───── Records supplied

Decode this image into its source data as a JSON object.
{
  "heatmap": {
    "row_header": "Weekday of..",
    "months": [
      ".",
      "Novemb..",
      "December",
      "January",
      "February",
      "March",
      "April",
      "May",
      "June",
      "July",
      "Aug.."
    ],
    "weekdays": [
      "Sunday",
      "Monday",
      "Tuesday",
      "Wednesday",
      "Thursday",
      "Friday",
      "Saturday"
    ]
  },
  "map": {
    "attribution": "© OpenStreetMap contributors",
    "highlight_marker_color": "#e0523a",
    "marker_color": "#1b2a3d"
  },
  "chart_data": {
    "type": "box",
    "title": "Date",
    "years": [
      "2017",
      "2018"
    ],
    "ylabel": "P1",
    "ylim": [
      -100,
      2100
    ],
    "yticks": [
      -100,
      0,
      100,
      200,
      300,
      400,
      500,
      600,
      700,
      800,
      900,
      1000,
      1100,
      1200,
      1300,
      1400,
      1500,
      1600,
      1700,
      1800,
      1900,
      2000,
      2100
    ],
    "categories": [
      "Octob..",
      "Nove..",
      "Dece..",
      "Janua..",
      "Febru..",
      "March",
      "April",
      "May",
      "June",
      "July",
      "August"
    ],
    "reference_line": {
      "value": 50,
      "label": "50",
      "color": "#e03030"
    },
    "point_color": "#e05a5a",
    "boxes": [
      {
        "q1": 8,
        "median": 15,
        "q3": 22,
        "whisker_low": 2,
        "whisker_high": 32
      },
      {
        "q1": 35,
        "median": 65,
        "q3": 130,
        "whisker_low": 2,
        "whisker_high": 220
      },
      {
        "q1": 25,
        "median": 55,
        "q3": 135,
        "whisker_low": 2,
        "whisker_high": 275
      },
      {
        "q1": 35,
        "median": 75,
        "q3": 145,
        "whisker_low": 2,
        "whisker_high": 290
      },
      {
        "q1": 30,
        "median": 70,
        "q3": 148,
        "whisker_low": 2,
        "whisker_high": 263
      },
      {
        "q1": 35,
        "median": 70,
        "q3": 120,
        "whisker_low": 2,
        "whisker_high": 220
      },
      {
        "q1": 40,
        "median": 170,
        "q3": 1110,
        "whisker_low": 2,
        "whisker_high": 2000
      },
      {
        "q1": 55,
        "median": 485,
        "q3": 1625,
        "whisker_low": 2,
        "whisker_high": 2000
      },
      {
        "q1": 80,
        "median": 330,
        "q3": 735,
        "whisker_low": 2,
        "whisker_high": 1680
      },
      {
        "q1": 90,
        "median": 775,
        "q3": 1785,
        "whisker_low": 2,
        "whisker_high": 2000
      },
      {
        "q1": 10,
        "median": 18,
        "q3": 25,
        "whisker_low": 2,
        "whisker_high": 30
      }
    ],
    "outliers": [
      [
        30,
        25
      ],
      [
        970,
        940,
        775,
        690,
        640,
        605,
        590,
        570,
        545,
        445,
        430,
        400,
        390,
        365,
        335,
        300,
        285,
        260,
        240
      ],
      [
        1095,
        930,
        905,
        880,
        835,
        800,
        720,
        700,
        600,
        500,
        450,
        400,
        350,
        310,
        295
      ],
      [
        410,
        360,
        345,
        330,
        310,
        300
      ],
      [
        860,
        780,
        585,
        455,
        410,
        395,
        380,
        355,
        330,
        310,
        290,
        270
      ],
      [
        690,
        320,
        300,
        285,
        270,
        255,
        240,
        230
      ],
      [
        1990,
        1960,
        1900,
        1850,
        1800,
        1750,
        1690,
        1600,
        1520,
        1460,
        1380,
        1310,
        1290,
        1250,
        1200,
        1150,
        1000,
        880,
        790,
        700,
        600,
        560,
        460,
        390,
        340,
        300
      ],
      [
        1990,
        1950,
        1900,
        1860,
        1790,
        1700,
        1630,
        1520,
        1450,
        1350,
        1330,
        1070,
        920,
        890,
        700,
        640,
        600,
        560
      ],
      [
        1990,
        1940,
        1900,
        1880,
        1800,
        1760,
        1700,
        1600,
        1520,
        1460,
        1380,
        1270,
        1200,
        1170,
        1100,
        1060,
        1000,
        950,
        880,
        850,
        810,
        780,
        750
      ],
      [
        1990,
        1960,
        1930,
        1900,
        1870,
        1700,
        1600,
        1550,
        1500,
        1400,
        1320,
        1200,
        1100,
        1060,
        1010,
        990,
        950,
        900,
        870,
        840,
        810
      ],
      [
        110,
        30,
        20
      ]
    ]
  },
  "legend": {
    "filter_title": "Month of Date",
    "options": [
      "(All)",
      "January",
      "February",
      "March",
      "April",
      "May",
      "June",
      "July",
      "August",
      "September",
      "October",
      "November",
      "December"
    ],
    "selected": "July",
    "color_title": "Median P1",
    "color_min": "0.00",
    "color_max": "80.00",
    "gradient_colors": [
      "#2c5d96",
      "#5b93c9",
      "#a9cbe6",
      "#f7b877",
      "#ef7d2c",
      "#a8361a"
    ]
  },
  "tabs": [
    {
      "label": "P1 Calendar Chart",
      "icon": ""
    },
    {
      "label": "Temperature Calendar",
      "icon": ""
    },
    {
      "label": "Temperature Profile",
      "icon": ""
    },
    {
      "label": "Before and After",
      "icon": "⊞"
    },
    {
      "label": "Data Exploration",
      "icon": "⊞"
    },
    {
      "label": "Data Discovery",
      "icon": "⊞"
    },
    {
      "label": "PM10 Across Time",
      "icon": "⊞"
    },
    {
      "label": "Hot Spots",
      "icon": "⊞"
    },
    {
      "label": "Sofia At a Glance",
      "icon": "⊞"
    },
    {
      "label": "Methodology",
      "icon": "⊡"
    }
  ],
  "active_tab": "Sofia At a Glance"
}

──────────

Exercise instructions: Extract every line above exactly as it stands.

The solution:
Decode this image into its source data as a JSON object.
{
  "heatmap": {
    "row_header": "Weekday of..",
    "months": [
      ".",
      "Novemb..",
      "December",
      "January",
      "February",
      "March",
      "April",
      "May",
      "June",
      "July",
      "Aug.."
    ],
    "weekdays": [
      "Sunday",
      "Monday",
      "Tuesday",
      "Wednesday",
      "Thursday",
      "Friday",
      "Saturday"
    ]
  },
  "map": {
    "attribution": "© OpenStreetMap contributors",
    "highlight_marker_color": "#e0523a",
    "marker_color": "#1b2a3d"
  },
  "chart_data": {
    "type": "box",
    "title": "Date",
    "years": [
      "2017",
      "2018"
    ],
    "ylabel": "P1",
    "ylim": [
      -100,
      2100
    ],
    "yticks": [
      -100,
      0,
      100,
      200,
      300,
      400,
      500,
      600,
      700,
      800,
      900,
      1000,
      1100,
      1200,
      1300,
      1400,
      1500,
      1600,
      1700,
      1800,
      1900,
      2000,
      2100
    ],
    "categories": [
      "Octob..",
      "Nove..",
      "Dece..",
      "Janua..",
      "Febru..",
      "March",
      "April",
      "May",
      "June",
      "July",
      "August"
    ],
    "reference_line": {
      "value": 50,
      "label": "50",
      "color": "#e03030"
    },
    "point_color": "#e05a5a",
    "boxes": [
      {
        "q1": 8,
        "median": 15,
        "q3": 22,
        "whisker_low": 2,
        "whisker_high": 32
      },
      {
        "q1": 35,
        "median": 65,
        "q3": 130,
        "whisker_low": 2,
        "whisker_high": 220
      },
      {
        "q1": 25,
        "median": 55,
        "q3": 135,
        "whisker_low": 2,
        "whisker_high": 275
      },
      {
        "q1": 35,
        "median": 75,
        "q3": 145,
        "whisker_low": 2,
        "whisker_high": 290
      },
      {
        "q1": 30,
        "median": 70,
        "q3": 148,
        "whisker_low": 2,
        "whisker_high": 263
      },
      {
        "q1": 35,
        "median": 70,
        "q3": 120,
        "whisker_low": 2,
        "whisker_high": 220
      },
      {
        "q1": 40,
        "median": 170,
        "q3": 1110,
        "whisker_low": 2,
        "whisker_high": 2000
      },
      {
        "q1": 55,
        "median": 485,
        "q3": 1625,
        "whisker_low": 2,
        "whisker_high": 2000
      },
      {
        "q1": 80,
        "median": 330,
        "q3": 735,
        "whisker_low": 2,
        "whisker_high": 1680
      },
      {
        "q1": 90,
        "median": 775,
        "q3": 1785,
        "whisker_low": 2,
        "whisker_high": 2000
      },
      {
        "q1": 10,
        "median": 18,
        "q3": 25,
        "whisker_low": 2,
        "whisker_high": 30
      }
    ],
    "outliers": [
      [
        30,
        25
      ],
      [
        970,
        940,
        775,
        690,
        640,
        605,
        590,
        570,
        545,
        445,
        430,
        400,
        390,
        365,
        335,
        300,
        285,
        260,
        240
      ],
      [
        1095,
        930,
        905,
        880,
        835,
        800,
        720,
        700,
        600,
        500,
        450,
        400,
        350,
        310,
        295
      ],
      [
        410,
        360,
        345,
        330,
        310,
        300
      ],
      [
        860,
        780,
        585,
        455,
        410,
        395,
        380,
        355,
        330,
        310,
        290,
        270
      ],
      [
        690,
        320,
        300,
        285,
        270,
        255,
        240,
        230
      ],
      [
        1990,
        1960,
        1900,
        1850,
        1800,
        1750,
        1690,
        1600,
        1520,
        1460,
        1380,
        1310,
        1290,
        1250,
        1200,
        1150,
        1000,
        880,
        790,
        700,
        600,
        560,
        460,
        390,
        340,
        300
      ],
      [
        1990,
        1950,
        1900,
        1860,
        1790,
        1700,
        1630,
        1520,
        1450,
        1350,
        1330,
        1070,
        920,
        890,
        700,
        640,
        600,
        560
      ],
      [
        1990,
        1940,
        1900,
        1880,
        1800,
        1760,
        1700,
        1600,
        1520,
        1460,
        1380,
        1270,
        1200,
        1170,
        1100,
        1060,
        1000,
        950,
        880,
        850,
        810,
        780,
        750
      ],
      [
        1990,
        1960,
        1930,
        1900,
        1870,
        1700,
        1600,
        1550,
        1500,
        1400,
        1320,
        1200,
        1100,
        1060,
        1010,
        990,
        950,
        900,
        870,
        840,
        810
      ],
      [
        110,
        30,
        20
      ]
    ]
  },
  "legend": {
    "filter_title": "Month of Date",
    "options": [
      "(All)",
      "January",
      "February",
      "March",
      "April",
      "May",
      "June",
      "July",
      "August",
      "September",
      "October",
      "November",
      "December"
    ],
    "selected": "July",
    "color_title": "Median P1",
    "color_min": "0.00",
    "color_max": "80.00",
    "gradient_colors": [
      "#2c5d96",
      "#5b93c9",
      "#a9cbe6",
      "#f7b877",
      "#ef7d2c",
      "#a8361a"
    ]
  },
  "tabs": [
    {
      "label": "P1 Calendar Chart",
      "icon": ""
    },
    {
      "label": "Temperature Calendar",
      "icon": ""
    },
    {
      "label": "Temperature Profile",
      "icon": ""
    },
    {
      "label": "Before and After",
      "icon": "⊞"
    },
    {
      "label": "Data Exploration",
      "icon": "⊞"
    },
    {
      "label": "Data Discovery",
      "icon": "⊞"
    },
    {
      "label": "PM10 Across Time",
      "icon": "⊞"
    },
    {
      "label": "Hot Spots",
      "icon": "⊞"
    },
    {
      "label": "Sofia At a Glance",
      "icon": "⊞"
    },
    {
      "label": "Methodology",
      "icon": "⊡"
    }
  ],
  "active_tab": "Sofia At a Glance"
}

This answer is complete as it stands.